::: DATASET ENTRIES :::

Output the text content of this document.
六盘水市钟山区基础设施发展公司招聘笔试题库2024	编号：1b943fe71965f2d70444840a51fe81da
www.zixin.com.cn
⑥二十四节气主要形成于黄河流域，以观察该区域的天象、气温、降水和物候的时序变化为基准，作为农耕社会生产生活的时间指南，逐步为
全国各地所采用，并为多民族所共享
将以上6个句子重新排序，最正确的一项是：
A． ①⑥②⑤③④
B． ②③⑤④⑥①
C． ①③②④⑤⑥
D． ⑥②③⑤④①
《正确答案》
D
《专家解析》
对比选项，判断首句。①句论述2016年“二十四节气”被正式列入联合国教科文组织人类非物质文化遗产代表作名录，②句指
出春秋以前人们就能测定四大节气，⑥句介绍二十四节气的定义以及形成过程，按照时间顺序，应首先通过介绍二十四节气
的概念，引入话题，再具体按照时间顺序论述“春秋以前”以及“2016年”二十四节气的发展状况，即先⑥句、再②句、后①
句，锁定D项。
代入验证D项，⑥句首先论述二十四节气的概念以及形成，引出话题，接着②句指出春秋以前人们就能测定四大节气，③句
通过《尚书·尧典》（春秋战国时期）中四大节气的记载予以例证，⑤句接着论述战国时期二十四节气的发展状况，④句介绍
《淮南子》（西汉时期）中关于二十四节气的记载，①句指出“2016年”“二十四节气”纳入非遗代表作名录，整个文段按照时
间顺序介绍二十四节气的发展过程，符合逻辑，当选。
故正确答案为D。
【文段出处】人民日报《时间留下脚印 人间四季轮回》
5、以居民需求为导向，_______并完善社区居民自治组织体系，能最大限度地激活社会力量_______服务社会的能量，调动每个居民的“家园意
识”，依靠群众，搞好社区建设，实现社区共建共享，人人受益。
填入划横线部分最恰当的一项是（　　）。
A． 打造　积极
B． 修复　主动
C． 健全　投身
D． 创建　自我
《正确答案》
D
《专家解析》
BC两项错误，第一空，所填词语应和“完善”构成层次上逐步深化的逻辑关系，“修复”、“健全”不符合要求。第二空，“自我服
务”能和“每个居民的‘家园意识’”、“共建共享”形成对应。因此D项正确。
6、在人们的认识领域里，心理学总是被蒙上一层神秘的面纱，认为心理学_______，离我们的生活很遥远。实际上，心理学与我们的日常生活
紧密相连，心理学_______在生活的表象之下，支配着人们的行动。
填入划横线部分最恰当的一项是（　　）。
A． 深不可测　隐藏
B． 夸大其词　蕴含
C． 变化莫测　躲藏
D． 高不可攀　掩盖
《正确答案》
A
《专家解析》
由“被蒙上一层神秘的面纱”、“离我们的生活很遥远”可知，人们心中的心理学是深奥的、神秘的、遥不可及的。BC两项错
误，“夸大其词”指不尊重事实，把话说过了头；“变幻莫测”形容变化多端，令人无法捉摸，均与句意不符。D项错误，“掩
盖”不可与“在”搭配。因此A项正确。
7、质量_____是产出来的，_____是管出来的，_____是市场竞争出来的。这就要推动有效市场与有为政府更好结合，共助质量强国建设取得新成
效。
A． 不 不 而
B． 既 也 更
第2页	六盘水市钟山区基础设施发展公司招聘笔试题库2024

:::

Each line that contains the string "夸大其词" counts once; report how many such lines the entries have, giving only the number.

- OUTPUT OF THE TASK
2